SOURCE DATA:
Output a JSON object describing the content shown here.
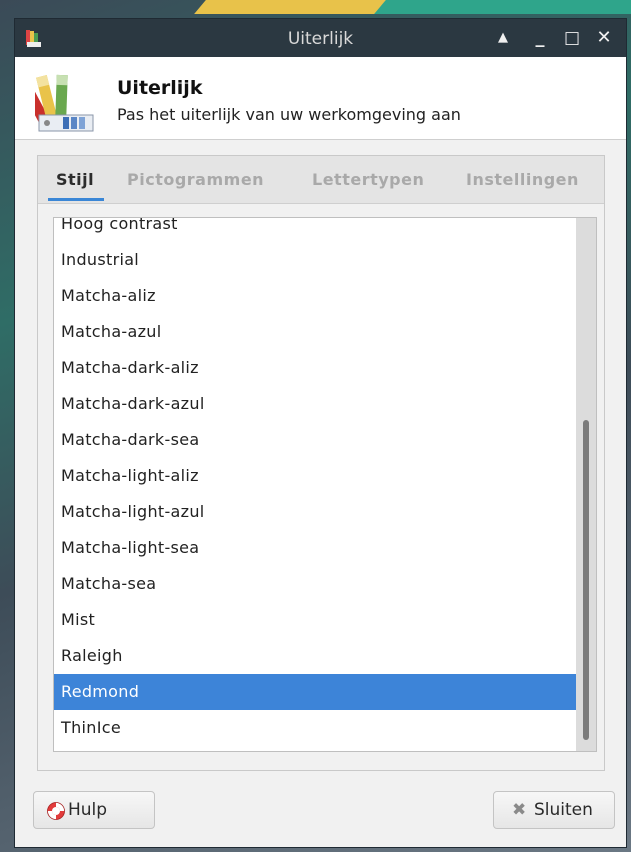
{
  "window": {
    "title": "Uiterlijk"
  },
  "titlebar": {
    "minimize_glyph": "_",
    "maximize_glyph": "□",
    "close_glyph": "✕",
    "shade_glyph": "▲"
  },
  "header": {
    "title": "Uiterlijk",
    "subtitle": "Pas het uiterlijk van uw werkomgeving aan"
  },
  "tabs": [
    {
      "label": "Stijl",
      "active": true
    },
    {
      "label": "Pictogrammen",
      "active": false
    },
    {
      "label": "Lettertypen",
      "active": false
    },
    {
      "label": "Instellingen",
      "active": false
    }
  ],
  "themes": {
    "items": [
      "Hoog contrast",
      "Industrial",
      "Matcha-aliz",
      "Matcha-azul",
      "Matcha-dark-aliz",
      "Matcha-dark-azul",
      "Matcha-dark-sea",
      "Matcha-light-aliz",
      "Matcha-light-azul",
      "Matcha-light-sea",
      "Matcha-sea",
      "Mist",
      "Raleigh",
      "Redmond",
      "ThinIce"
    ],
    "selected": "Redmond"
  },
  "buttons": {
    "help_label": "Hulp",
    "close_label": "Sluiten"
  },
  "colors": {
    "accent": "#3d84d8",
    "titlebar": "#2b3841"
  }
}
==
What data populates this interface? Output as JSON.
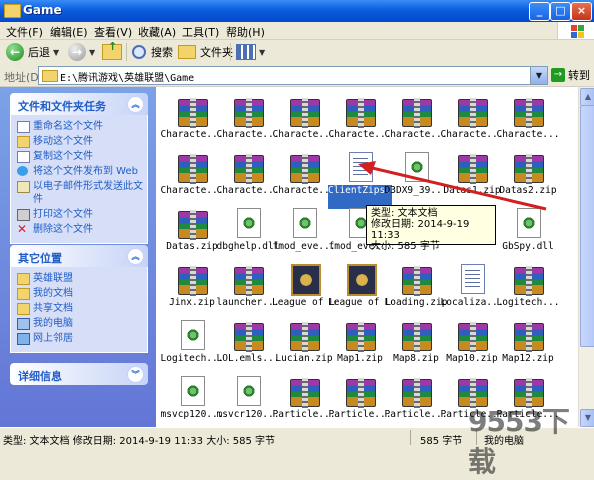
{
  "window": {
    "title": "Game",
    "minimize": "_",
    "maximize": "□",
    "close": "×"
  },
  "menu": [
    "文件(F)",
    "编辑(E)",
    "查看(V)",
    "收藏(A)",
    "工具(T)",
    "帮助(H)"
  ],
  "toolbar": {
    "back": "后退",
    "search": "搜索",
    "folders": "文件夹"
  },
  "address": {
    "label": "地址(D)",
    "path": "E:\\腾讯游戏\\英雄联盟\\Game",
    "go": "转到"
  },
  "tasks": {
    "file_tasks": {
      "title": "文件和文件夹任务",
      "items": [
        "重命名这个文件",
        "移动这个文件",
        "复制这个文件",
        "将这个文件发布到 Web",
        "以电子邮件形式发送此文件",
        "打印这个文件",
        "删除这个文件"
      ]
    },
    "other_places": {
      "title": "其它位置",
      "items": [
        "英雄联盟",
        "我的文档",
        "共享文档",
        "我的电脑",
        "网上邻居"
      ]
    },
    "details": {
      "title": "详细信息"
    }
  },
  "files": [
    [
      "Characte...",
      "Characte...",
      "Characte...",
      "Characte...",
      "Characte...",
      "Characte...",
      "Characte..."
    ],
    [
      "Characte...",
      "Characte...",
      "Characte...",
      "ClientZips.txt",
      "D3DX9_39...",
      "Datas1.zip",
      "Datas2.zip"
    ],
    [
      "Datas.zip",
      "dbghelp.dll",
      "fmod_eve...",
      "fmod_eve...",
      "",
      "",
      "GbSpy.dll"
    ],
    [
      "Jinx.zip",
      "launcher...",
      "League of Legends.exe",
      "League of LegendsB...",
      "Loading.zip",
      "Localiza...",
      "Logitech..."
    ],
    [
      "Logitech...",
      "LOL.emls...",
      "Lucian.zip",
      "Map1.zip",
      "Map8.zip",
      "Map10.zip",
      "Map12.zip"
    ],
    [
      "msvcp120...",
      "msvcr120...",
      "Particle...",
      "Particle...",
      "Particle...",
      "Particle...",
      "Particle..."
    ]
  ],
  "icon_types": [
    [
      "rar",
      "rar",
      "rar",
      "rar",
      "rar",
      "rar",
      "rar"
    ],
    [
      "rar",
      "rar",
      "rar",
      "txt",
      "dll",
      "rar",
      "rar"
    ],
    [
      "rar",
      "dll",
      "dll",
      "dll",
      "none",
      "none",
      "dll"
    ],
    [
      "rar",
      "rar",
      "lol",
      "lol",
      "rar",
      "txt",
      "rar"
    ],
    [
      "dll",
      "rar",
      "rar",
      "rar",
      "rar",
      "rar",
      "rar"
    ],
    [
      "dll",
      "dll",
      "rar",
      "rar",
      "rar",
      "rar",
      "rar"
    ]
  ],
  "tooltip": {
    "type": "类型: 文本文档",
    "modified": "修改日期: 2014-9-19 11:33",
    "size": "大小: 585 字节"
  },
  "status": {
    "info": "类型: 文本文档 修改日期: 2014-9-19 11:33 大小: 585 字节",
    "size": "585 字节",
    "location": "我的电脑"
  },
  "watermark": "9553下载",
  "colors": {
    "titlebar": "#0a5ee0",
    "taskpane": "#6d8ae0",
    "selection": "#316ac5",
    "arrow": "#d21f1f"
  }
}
* * *
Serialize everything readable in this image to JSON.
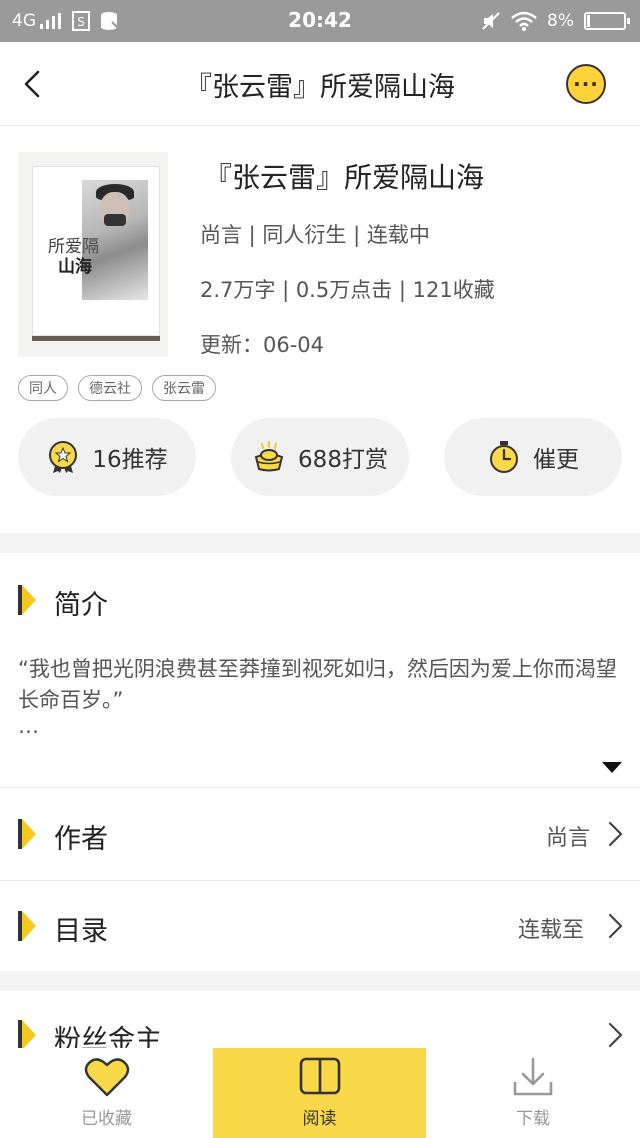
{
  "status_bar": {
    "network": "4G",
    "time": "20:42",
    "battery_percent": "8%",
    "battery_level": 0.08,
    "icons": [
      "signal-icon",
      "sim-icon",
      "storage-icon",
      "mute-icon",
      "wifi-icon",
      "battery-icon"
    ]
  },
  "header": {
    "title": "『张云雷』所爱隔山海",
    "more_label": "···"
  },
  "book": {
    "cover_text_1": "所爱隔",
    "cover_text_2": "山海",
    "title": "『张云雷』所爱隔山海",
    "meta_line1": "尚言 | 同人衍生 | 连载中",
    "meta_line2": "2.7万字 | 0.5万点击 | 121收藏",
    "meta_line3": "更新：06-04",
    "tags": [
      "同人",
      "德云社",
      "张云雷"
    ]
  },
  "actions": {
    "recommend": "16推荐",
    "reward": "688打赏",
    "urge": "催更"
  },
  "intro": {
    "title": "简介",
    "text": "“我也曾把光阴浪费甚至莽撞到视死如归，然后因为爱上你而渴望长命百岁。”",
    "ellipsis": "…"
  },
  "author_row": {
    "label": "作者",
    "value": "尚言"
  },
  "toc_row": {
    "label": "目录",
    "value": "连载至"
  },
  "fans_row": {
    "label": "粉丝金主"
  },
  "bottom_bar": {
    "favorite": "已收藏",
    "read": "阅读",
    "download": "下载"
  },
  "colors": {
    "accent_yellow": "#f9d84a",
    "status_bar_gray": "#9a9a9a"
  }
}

TASK REQUIREMENTS: Go over the records above line by line and count those holding the word "titlebar". Reply only with the number.

SOLUTION TO THIS PROBLEM: 3